***** Items

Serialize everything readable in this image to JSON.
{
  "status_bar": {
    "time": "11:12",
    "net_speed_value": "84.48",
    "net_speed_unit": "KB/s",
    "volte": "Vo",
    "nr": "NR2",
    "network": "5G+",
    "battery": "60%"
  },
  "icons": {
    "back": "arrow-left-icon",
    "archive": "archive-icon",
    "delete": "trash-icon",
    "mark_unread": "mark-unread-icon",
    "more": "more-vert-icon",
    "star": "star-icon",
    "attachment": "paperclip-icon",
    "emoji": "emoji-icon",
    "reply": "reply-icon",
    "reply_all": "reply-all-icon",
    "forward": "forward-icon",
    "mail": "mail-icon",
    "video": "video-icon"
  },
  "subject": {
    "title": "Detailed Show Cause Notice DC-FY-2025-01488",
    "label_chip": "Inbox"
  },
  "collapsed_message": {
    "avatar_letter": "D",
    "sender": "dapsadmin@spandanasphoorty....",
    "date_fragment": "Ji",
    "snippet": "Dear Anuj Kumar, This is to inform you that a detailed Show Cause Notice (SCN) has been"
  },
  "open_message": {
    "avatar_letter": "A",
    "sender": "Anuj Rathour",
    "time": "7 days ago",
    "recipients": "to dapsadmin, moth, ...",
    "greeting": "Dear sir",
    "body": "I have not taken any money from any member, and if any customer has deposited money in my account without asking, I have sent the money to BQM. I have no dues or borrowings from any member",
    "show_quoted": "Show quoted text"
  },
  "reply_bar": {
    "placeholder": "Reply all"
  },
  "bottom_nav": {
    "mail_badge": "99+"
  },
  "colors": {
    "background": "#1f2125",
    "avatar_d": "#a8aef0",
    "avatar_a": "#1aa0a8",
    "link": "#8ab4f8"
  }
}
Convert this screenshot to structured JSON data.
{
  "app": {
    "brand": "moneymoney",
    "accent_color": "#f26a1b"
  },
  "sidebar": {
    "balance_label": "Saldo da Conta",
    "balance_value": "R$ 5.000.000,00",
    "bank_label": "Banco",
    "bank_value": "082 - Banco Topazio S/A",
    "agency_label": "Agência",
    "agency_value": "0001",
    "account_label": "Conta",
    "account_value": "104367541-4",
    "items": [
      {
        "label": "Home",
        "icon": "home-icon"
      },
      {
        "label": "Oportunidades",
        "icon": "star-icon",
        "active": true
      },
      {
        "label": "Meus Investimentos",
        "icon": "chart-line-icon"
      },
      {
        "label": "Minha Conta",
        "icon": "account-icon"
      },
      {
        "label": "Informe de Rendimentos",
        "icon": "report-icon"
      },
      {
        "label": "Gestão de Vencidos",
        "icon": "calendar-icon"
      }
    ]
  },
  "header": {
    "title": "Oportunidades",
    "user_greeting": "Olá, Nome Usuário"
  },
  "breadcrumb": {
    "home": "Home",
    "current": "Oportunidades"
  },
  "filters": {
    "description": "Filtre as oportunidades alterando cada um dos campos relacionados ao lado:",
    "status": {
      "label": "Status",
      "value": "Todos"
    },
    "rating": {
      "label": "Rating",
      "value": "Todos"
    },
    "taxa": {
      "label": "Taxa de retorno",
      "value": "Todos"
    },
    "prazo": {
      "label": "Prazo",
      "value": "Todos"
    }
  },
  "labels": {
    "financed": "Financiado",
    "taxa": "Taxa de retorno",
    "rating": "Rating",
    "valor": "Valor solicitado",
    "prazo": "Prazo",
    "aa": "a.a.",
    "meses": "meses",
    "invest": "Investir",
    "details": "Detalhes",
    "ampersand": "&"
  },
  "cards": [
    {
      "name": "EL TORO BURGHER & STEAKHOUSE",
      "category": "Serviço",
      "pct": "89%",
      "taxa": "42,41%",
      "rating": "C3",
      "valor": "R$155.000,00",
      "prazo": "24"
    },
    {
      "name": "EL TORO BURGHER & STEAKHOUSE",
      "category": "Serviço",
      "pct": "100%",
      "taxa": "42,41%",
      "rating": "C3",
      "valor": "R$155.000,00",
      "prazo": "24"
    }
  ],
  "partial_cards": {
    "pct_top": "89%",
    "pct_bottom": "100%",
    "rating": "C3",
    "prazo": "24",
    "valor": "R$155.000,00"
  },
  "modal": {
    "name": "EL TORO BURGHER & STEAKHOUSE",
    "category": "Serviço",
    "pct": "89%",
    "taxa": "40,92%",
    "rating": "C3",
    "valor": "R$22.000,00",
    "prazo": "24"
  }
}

**********

[Exercise]
In full and verbatim, repeat the records given above.

[Reply to the exercise]
Serialize everything readable in this image to JSON.
{
  "status_bar": {
    "time": "11:12",
    "net_speed_value": "84.48",
    "net_speed_unit": "KB/s",
    "volte": "Vo",
    "nr": "NR2",
    "network": "5G+",
    "battery": "60%"
  },
  "icons": {
    "back": "arrow-left-icon",
    "archive": "archive-icon",
    "delete": "trash-icon",
    "mark_unread": "mark-unread-icon",
    "more": "more-vert-icon",
    "star": "star-icon",
    "attachment": "paperclip-icon",
    "emoji": "emoji-icon",
    "reply": "reply-icon",
    "reply_all": "reply-all-icon",
    "forward": "forward-icon",
    "mail": "mail-icon",
    "video": "video-icon"
  },
  "subject": {
    "title": "Detailed Show Cause Notice DC-FY-2025-01488",
    "label_chip": "Inbox"
  },
  "collapsed_message": {
    "avatar_letter": "D",
    "sender": "dapsadmin@spandanasphoorty....",
    "date_fragment": "Ji",
    "snippet": "Dear Anuj Kumar, This is to inform you that a detailed Show Cause Notice (SCN) has been"
  },
  "open_message": {
    "avatar_letter": "A",
    "sender": "Anuj Rathour",
    "time": "7 days ago",
    "recipients": "to dapsadmin, moth, ...",
    "greeting": "Dear sir",
    "body": "I have not taken any money from any member, and if any customer has deposited money in my account without asking, I have sent the money to BQM. I have no dues or borrowings from any member",
    "show_quoted": "Show quoted text"
  },
  "reply_bar": {
    "placeholder": "Reply all"
  },
  "bottom_nav": {
    "mail_badge": "99+"
  },
  "colors": {
    "background": "#1f2125",
    "avatar_d": "#a8aef0",
    "avatar_a": "#1aa0a8",
    "link": "#8ab4f8"
  }
}
Convert this screenshot to structured JSON data.
{
  "app": {
    "brand": "moneymoney",
    "accent_color": "#f26a1b"
  },
  "sidebar": {
    "balance_label": "Saldo da Conta",
    "balance_value": "R$ 5.000.000,00",
    "bank_label": "Banco",
    "bank_value": "082 - Banco Topazio S/A",
    "agency_label": "Agência",
    "agency_value": "0001",
    "account_label": "Conta",
    "account_value": "104367541-4",
    "items": [
      {
        "label": "Home",
        "icon": "home-icon"
      },
      {
        "label": "Oportunidades",
        "icon": "star-icon",
        "active": true
      },
      {
        "label": "Meus Investimentos",
        "icon": "chart-line-icon"
      },
      {
        "label": "Minha Conta",
        "icon": "account-icon"
      },
      {
        "label": "Informe de Rendimentos",
        "icon": "report-icon"
      },
      {
        "label": "Gestão de Vencidos",
        "icon": "calendar-icon"
      }
    ]
  },
  "header": {
    "title": "Oportunidades",
    "user_greeting": "Olá, Nome Usuário"
  },
  "breadcrumb": {
    "home": "Home",
    "current": "Oportunidades"
  },
  "filters": {
    "description": "Filtre as oportunidades alterando cada um dos campos relacionados ao lado:",
    "status": {
      "label": "Status",
      "value": "Todos"
    },
    "rating": {
      "label": "Rating",
      "value": "Todos"
    },
    "taxa": {
      "label": "Taxa de retorno",
      "value": "Todos"
    },
    "prazo": {
      "label": "Prazo",
      "value": "Todos"
    }
  },
  "labels": {
    "financed": "Financiado",
    "taxa": "Taxa de retorno",
    "rating": "Rating",
    "valor": "Valor solicitado",
    "prazo": "Prazo",
    "aa": "a.a.",
    "meses": "meses",
    "invest": "Investir",
    "details": "Detalhes",
    "ampersand": "&"
  },
  "cards": [
    {
      "name": "EL TORO BURGHER & STEAKHOUSE",
      "category": "Serviço",
      "pct": "89%",
      "taxa": "42,41%",
      "rating": "C3",
      "valor": "R$155.000,00",
      "prazo": "24"
    },
    {
      "name": "EL TORO BURGHER & STEAKHOUSE",
      "category": "Serviço",
      "pct": "100%",
      "taxa": "42,41%",
      "rating": "C3",
      "valor": "R$155.000,00",
      "prazo": "24"
    }
  ],
  "partial_cards": {
    "pct_top": "89%",
    "pct_bottom": "100%",
    "rating": "C3",
    "prazo": "24",
    "valor": "R$155.000,00"
  },
  "modal": {
    "name": "EL TORO BURGHER & STEAKHOUSE",
    "category": "Serviço",
    "pct": "89%",
    "taxa": "40,92%",
    "rating": "C3",
    "valor": "R$22.000,00",
    "prazo": "24"
  }
}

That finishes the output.